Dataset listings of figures
-- Start --

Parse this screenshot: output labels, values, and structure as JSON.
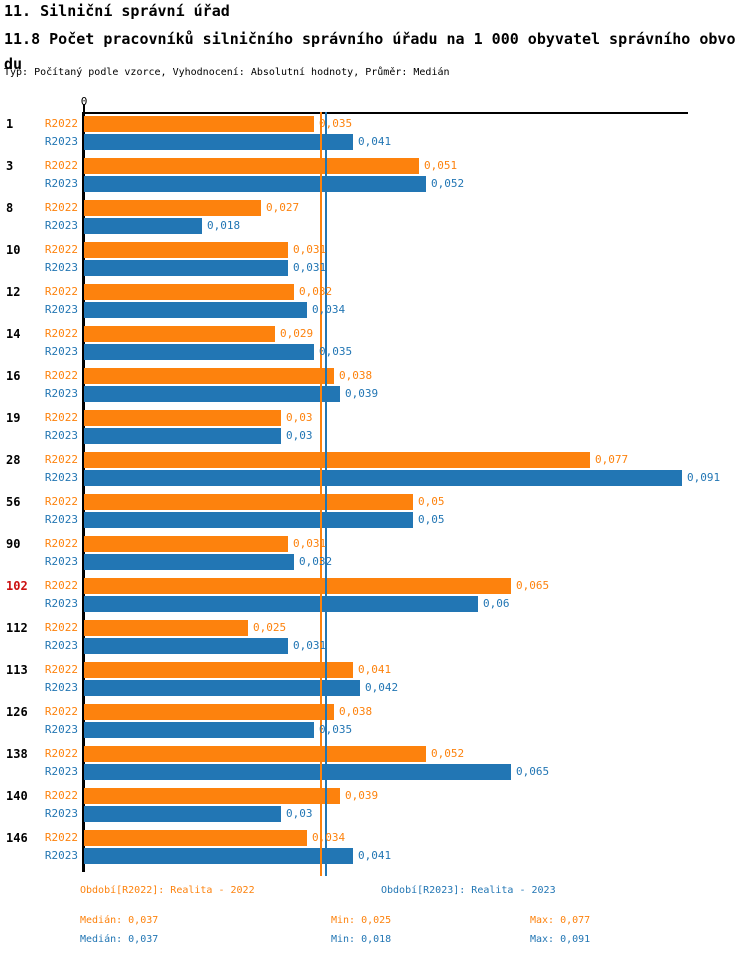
{
  "title": {
    "line1": "11. Silniční správní úřad",
    "line2": "11.8 Počet pracovníků silničního správního úřadu na 1 000 obyvatel správního obvodu",
    "subtitle": "Typ: Počítaný podle vzorce, Vyhodnocení: Absolutní hodnoty, Průměr: Medián"
  },
  "axis": {
    "zero_label": "0"
  },
  "colors": {
    "r2022": "#fd820d",
    "r2023": "#2276b4",
    "highlight": "#cc1111",
    "axis": "#000000"
  },
  "chart_data": {
    "type": "bar",
    "orientation": "horizontal",
    "xlim": [
      0,
      0.0916
    ],
    "grid": false,
    "series_labels": {
      "r2022": "R2022",
      "r2023": "R2023"
    },
    "series_names": {
      "r2022": "Realita - 2022",
      "r2023": "Realita - 2023"
    },
    "highlighted_category": "102",
    "median_r2022": 0.037,
    "median_r2023": 0.037,
    "rows": [
      {
        "category": "1",
        "r2022": 0.035,
        "r2022_label": "0,035",
        "r2023": 0.041,
        "r2023_label": "0,041"
      },
      {
        "category": "3",
        "r2022": 0.051,
        "r2022_label": "0,051",
        "r2023": 0.052,
        "r2023_label": "0,052"
      },
      {
        "category": "8",
        "r2022": 0.027,
        "r2022_label": "0,027",
        "r2023": 0.018,
        "r2023_label": "0,018"
      },
      {
        "category": "10",
        "r2022": 0.031,
        "r2022_label": "0,031",
        "r2023": 0.031,
        "r2023_label": "0,031"
      },
      {
        "category": "12",
        "r2022": 0.032,
        "r2022_label": "0,032",
        "r2023": 0.034,
        "r2023_label": "0,034"
      },
      {
        "category": "14",
        "r2022": 0.029,
        "r2022_label": "0,029",
        "r2023": 0.035,
        "r2023_label": "0,035"
      },
      {
        "category": "16",
        "r2022": 0.038,
        "r2022_label": "0,038",
        "r2023": 0.039,
        "r2023_label": "0,039"
      },
      {
        "category": "19",
        "r2022": 0.03,
        "r2022_label": "0,03",
        "r2023": 0.03,
        "r2023_label": "0,03"
      },
      {
        "category": "28",
        "r2022": 0.077,
        "r2022_label": "0,077",
        "r2023": 0.091,
        "r2023_label": "0,091"
      },
      {
        "category": "56",
        "r2022": 0.05,
        "r2022_label": "0,05",
        "r2023": 0.05,
        "r2023_label": "0,05"
      },
      {
        "category": "90",
        "r2022": 0.031,
        "r2022_label": "0,031",
        "r2023": 0.032,
        "r2023_label": "0,032"
      },
      {
        "category": "102",
        "r2022": 0.065,
        "r2022_label": "0,065",
        "r2023": 0.06,
        "r2023_label": "0,06"
      },
      {
        "category": "112",
        "r2022": 0.025,
        "r2022_label": "0,025",
        "r2023": 0.031,
        "r2023_label": "0,031"
      },
      {
        "category": "113",
        "r2022": 0.041,
        "r2022_label": "0,041",
        "r2023": 0.042,
        "r2023_label": "0,042"
      },
      {
        "category": "126",
        "r2022": 0.038,
        "r2022_label": "0,038",
        "r2023": 0.035,
        "r2023_label": "0,035"
      },
      {
        "category": "138",
        "r2022": 0.052,
        "r2022_label": "0,052",
        "r2023": 0.065,
        "r2023_label": "0,065"
      },
      {
        "category": "140",
        "r2022": 0.039,
        "r2022_label": "0,039",
        "r2023": 0.03,
        "r2023_label": "0,03"
      },
      {
        "category": "146",
        "r2022": 0.034,
        "r2022_label": "0,034",
        "r2023": 0.041,
        "r2023_label": "0,041"
      }
    ]
  },
  "legend": {
    "r2022_title": "Období[R2022]: Realita - 2022",
    "r2023_title": "Období[R2023]: Realita - 2023",
    "r2022_stats": {
      "median": "Medián: 0,037",
      "min": "Min: 0,025",
      "max": "Max: 0,077"
    },
    "r2023_stats": {
      "median": "Medián: 0,037",
      "min": "Min: 0,018",
      "max": "Max: 0,091"
    }
  }
}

-- End --

> _What is needed_:
Omit each picture, then return all of the listing exactly as it stands.

> _Final result_:
Parse this screenshot: output labels, values, and structure as JSON.
{
  "title": {
    "line1": "11. Silniční správní úřad",
    "line2": "11.8 Počet pracovníků silničního správního úřadu na 1 000 obyvatel správního obvodu",
    "subtitle": "Typ: Počítaný podle vzorce, Vyhodnocení: Absolutní hodnoty, Průměr: Medián"
  },
  "axis": {
    "zero_label": "0"
  },
  "colors": {
    "r2022": "#fd820d",
    "r2023": "#2276b4",
    "highlight": "#cc1111",
    "axis": "#000000"
  },
  "chart_data": {
    "type": "bar",
    "orientation": "horizontal",
    "xlim": [
      0,
      0.0916
    ],
    "grid": false,
    "series_labels": {
      "r2022": "R2022",
      "r2023": "R2023"
    },
    "series_names": {
      "r2022": "Realita - 2022",
      "r2023": "Realita - 2023"
    },
    "highlighted_category": "102",
    "median_r2022": 0.037,
    "median_r2023": 0.037,
    "rows": [
      {
        "category": "1",
        "r2022": 0.035,
        "r2022_label": "0,035",
        "r2023": 0.041,
        "r2023_label": "0,041"
      },
      {
        "category": "3",
        "r2022": 0.051,
        "r2022_label": "0,051",
        "r2023": 0.052,
        "r2023_label": "0,052"
      },
      {
        "category": "8",
        "r2022": 0.027,
        "r2022_label": "0,027",
        "r2023": 0.018,
        "r2023_label": "0,018"
      },
      {
        "category": "10",
        "r2022": 0.031,
        "r2022_label": "0,031",
        "r2023": 0.031,
        "r2023_label": "0,031"
      },
      {
        "category": "12",
        "r2022": 0.032,
        "r2022_label": "0,032",
        "r2023": 0.034,
        "r2023_label": "0,034"
      },
      {
        "category": "14",
        "r2022": 0.029,
        "r2022_label": "0,029",
        "r2023": 0.035,
        "r2023_label": "0,035"
      },
      {
        "category": "16",
        "r2022": 0.038,
        "r2022_label": "0,038",
        "r2023": 0.039,
        "r2023_label": "0,039"
      },
      {
        "category": "19",
        "r2022": 0.03,
        "r2022_label": "0,03",
        "r2023": 0.03,
        "r2023_label": "0,03"
      },
      {
        "category": "28",
        "r2022": 0.077,
        "r2022_label": "0,077",
        "r2023": 0.091,
        "r2023_label": "0,091"
      },
      {
        "category": "56",
        "r2022": 0.05,
        "r2022_label": "0,05",
        "r2023": 0.05,
        "r2023_label": "0,05"
      },
      {
        "category": "90",
        "r2022": 0.031,
        "r2022_label": "0,031",
        "r2023": 0.032,
        "r2023_label": "0,032"
      },
      {
        "category": "102",
        "r2022": 0.065,
        "r2022_label": "0,065",
        "r2023": 0.06,
        "r2023_label": "0,06"
      },
      {
        "category": "112",
        "r2022": 0.025,
        "r2022_label": "0,025",
        "r2023": 0.031,
        "r2023_label": "0,031"
      },
      {
        "category": "113",
        "r2022": 0.041,
        "r2022_label": "0,041",
        "r2023": 0.042,
        "r2023_label": "0,042"
      },
      {
        "category": "126",
        "r2022": 0.038,
        "r2022_label": "0,038",
        "r2023": 0.035,
        "r2023_label": "0,035"
      },
      {
        "category": "138",
        "r2022": 0.052,
        "r2022_label": "0,052",
        "r2023": 0.065,
        "r2023_label": "0,065"
      },
      {
        "category": "140",
        "r2022": 0.039,
        "r2022_label": "0,039",
        "r2023": 0.03,
        "r2023_label": "0,03"
      },
      {
        "category": "146",
        "r2022": 0.034,
        "r2022_label": "0,034",
        "r2023": 0.041,
        "r2023_label": "0,041"
      }
    ]
  },
  "legend": {
    "r2022_title": "Období[R2022]: Realita - 2022",
    "r2023_title": "Období[R2023]: Realita - 2023",
    "r2022_stats": {
      "median": "Medián: 0,037",
      "min": "Min: 0,025",
      "max": "Max: 0,077"
    },
    "r2023_stats": {
      "median": "Medián: 0,037",
      "min": "Min: 0,018",
      "max": "Max: 0,091"
    }
  }
}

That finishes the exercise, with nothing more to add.